**What is being asked**
Each line of the material below that holds the word "tháng" needs to be copied.

☆ ☆ ☆ ☆ ☆ ☆ ☆

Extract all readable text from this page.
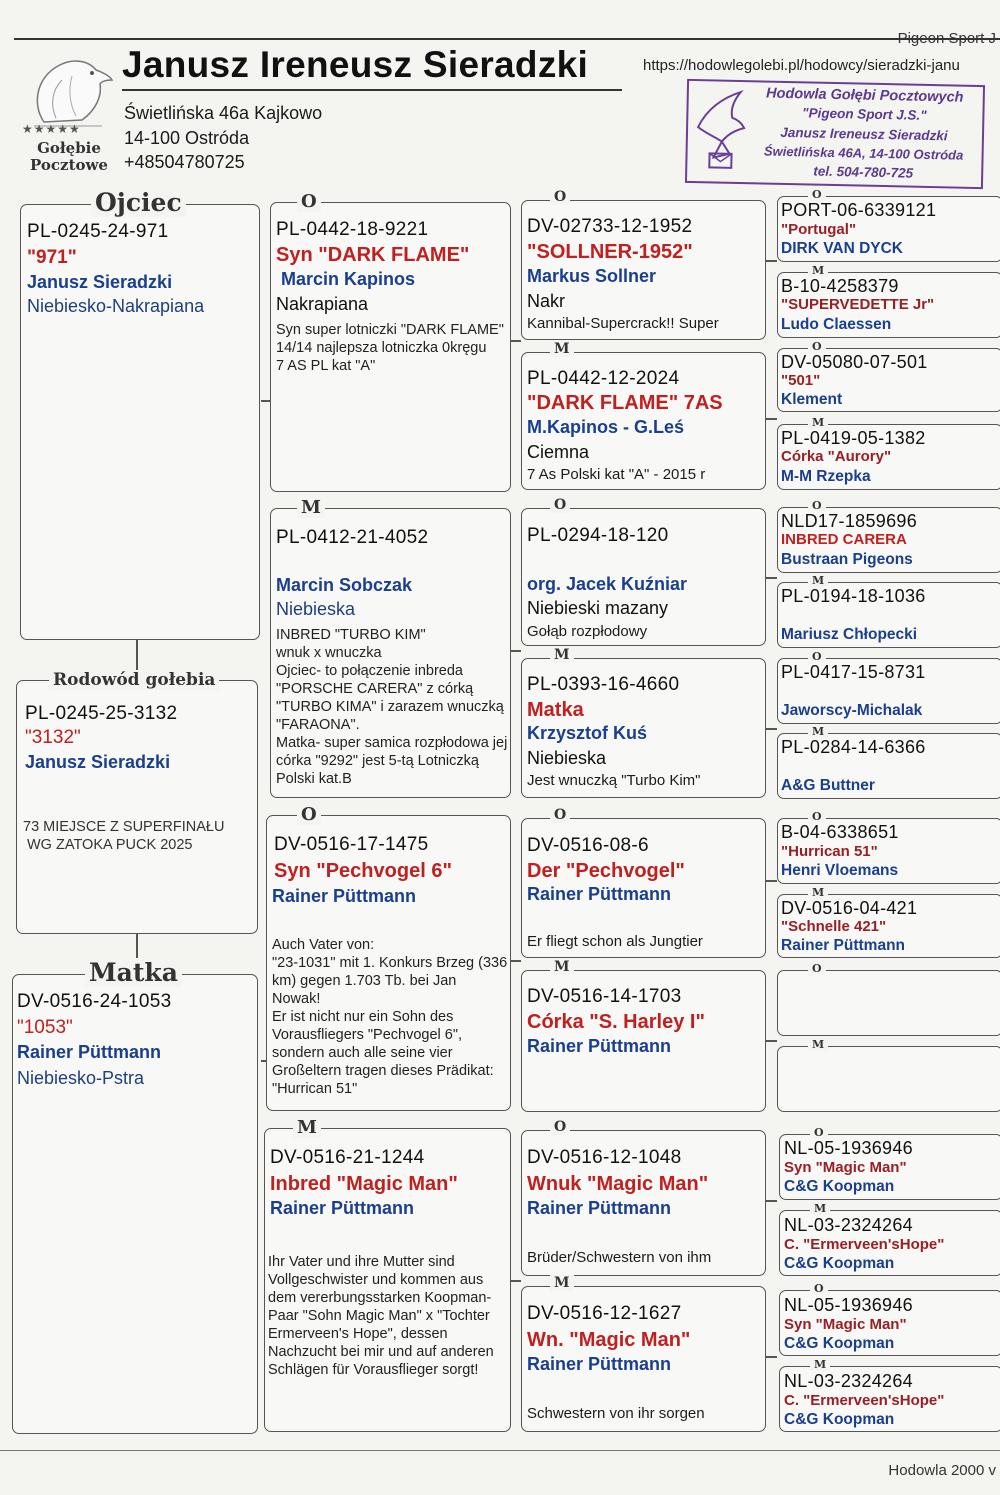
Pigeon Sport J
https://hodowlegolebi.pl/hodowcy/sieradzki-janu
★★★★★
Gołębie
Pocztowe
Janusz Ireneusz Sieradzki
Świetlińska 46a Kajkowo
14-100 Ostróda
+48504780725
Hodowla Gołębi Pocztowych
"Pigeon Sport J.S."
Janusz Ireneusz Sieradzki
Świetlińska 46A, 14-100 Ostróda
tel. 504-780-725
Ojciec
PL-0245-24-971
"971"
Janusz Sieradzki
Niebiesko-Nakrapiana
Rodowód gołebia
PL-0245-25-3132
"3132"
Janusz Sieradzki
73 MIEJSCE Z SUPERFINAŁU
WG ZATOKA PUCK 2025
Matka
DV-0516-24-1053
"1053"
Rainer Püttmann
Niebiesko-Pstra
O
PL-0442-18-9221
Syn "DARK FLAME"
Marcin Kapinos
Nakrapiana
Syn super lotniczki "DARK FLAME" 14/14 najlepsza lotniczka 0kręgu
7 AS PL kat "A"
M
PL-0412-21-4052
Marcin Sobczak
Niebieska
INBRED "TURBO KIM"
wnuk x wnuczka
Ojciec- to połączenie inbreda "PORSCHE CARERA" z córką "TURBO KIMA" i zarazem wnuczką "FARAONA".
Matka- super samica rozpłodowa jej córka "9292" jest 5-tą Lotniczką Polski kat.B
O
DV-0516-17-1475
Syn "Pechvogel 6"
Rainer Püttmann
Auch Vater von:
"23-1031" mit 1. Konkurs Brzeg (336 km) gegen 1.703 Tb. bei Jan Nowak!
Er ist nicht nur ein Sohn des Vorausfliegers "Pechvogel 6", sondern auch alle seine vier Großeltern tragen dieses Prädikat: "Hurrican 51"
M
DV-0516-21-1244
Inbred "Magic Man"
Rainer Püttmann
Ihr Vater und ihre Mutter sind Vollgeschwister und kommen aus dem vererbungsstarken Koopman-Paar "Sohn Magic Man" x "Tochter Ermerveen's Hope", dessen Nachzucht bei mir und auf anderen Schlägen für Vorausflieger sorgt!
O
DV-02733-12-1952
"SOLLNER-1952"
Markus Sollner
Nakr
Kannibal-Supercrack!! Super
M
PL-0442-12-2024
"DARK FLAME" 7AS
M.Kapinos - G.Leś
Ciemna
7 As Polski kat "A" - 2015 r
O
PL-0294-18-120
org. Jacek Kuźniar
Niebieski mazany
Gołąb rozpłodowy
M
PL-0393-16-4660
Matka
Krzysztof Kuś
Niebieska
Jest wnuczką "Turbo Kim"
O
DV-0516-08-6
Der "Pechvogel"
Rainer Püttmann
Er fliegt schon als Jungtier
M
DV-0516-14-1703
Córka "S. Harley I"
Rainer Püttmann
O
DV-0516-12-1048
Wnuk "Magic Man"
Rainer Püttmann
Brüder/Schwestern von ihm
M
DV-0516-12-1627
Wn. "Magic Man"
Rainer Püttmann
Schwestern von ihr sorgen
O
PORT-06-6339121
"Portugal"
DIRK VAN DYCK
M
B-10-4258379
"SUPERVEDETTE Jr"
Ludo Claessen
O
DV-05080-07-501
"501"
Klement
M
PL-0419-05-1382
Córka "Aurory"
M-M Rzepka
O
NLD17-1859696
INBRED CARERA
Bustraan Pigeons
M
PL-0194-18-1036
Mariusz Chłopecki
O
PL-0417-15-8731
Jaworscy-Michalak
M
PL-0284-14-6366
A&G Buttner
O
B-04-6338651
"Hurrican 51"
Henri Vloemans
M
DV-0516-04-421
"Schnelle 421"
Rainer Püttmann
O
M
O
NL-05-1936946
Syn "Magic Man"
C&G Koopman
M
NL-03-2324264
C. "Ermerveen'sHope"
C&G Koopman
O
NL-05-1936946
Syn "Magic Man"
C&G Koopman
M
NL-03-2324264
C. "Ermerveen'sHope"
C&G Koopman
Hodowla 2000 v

☆ ☆ ☆ ☆ ☆ ☆ ☆

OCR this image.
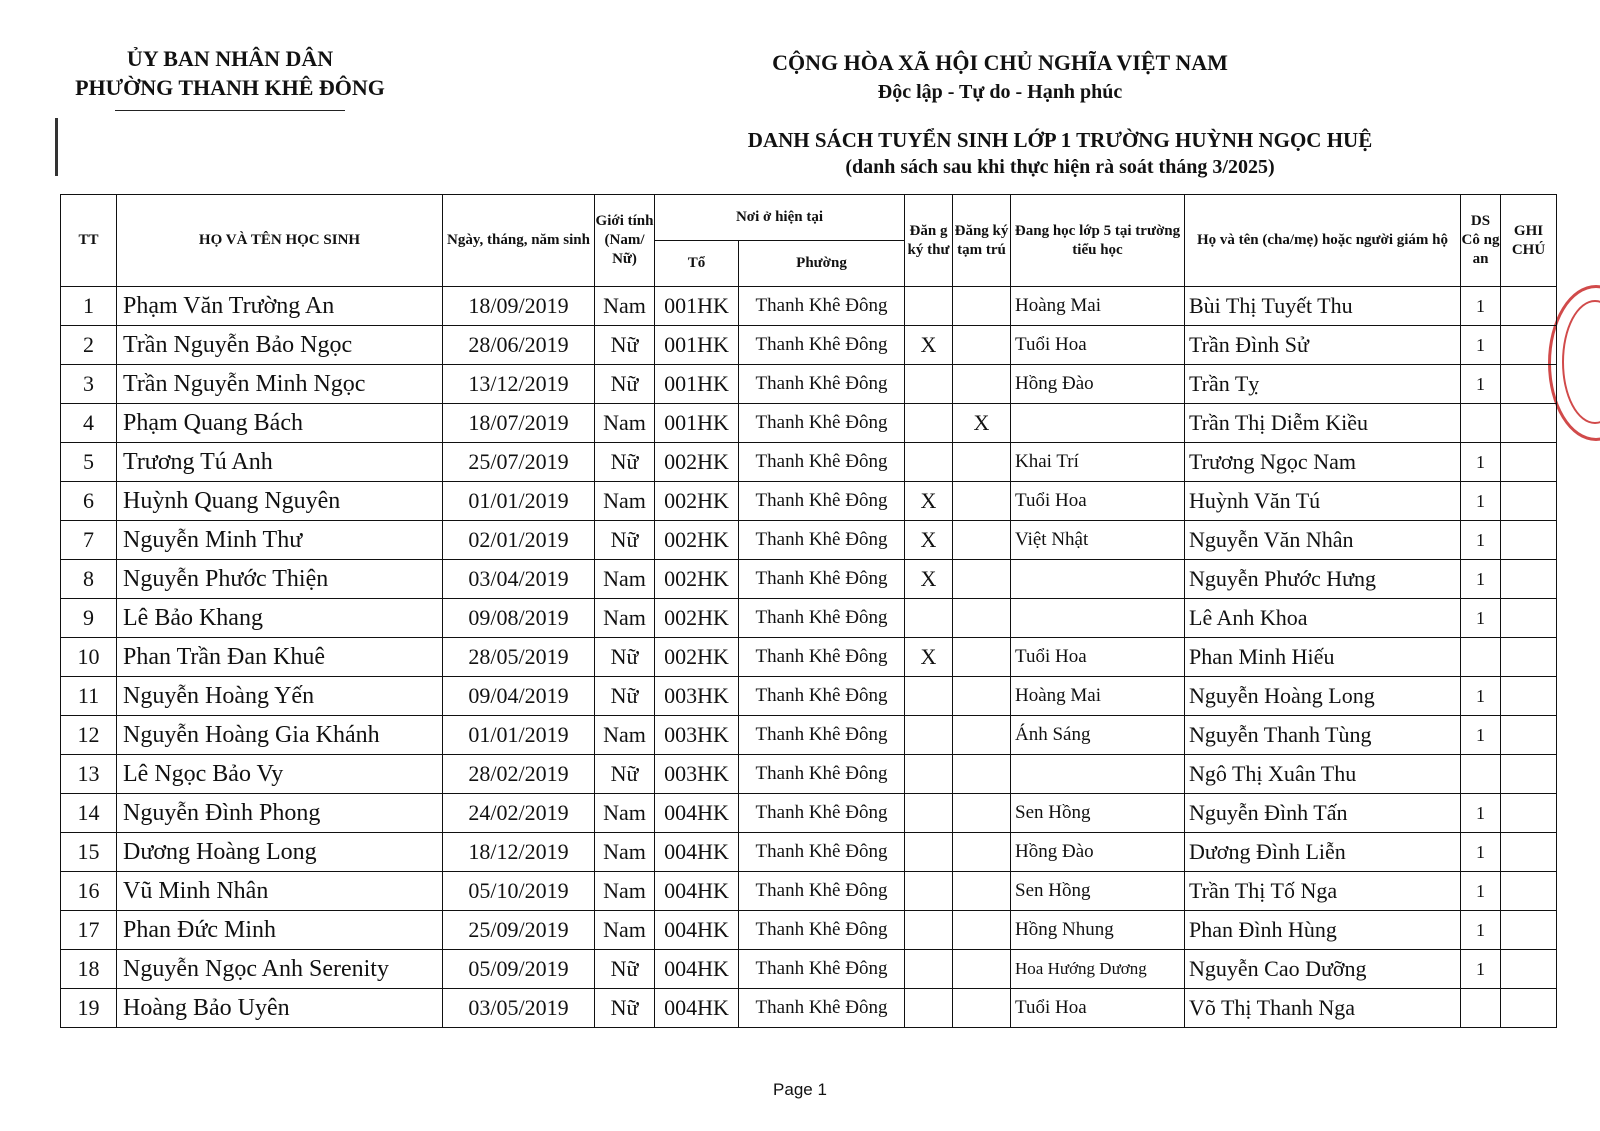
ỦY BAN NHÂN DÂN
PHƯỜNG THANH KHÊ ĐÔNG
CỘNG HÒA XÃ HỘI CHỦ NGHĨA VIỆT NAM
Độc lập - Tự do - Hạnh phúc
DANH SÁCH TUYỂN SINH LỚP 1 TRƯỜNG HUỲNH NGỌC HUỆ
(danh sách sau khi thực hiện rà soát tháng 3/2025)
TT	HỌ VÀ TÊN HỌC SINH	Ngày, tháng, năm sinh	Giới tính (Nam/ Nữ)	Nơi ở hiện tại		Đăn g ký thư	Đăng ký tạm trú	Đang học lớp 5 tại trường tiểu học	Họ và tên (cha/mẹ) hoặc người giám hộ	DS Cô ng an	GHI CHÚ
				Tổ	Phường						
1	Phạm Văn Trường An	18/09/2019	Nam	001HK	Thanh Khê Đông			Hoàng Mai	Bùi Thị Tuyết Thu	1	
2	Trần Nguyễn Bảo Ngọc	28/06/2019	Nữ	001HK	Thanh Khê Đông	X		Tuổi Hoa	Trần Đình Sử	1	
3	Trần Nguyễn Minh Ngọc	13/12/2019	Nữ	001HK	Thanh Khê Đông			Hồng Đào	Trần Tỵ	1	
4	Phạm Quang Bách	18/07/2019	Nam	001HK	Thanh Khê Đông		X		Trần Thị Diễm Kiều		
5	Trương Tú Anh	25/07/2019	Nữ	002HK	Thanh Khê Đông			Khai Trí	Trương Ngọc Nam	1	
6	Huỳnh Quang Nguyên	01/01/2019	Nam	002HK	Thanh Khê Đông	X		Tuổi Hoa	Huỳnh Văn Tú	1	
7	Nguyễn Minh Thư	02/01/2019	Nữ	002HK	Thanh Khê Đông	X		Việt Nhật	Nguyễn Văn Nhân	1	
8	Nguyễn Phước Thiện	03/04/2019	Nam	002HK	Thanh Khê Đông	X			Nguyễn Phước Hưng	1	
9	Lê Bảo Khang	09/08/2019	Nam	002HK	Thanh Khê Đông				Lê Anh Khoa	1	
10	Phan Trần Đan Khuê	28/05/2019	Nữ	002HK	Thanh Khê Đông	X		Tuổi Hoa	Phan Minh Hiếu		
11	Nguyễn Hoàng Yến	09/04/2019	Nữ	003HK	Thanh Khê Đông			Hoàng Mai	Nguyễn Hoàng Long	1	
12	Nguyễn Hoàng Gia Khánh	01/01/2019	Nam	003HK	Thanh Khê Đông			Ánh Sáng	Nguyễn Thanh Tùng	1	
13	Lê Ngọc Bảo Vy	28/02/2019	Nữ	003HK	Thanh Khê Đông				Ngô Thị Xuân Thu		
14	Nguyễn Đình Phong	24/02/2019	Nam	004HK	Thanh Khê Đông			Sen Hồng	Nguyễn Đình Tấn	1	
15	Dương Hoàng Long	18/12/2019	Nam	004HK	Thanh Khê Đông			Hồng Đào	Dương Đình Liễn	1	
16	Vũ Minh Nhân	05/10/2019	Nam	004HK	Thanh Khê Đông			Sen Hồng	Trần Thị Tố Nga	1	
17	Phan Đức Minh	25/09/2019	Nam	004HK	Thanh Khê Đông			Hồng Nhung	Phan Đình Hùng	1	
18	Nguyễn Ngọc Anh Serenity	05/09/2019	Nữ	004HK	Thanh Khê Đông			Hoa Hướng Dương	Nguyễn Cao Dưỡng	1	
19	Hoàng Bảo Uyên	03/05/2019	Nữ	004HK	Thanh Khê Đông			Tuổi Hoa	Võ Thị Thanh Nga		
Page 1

☆ ☆ ☆ ☆ ☆ ☆ ☆

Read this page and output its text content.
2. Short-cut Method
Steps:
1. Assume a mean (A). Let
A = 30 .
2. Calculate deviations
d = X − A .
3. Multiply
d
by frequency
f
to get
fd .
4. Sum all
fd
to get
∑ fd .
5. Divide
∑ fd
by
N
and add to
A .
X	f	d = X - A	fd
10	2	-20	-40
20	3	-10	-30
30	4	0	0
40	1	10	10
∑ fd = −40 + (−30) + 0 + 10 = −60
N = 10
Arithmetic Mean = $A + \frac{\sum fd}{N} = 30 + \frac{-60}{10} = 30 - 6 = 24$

☆ ☆ ☆ ☆ ☆ ☆ ☆

**Response below**
(danh sách sau khi thực hiện rà soát tháng 3/2025)
TT	HỌ VÀ TÊN HỌC SINH	Ngày, tháng, năm sinh	Giới tính (Nam/ Nữ)	Nơi ở hiện tại		Đăn g ký thư	Đăng ký tạm trú	Đang học lớp 5 tại trường tiểu học	Họ và tên (cha/mẹ) hoặc người giám hộ	DS Cô ng an	GHI CHÚ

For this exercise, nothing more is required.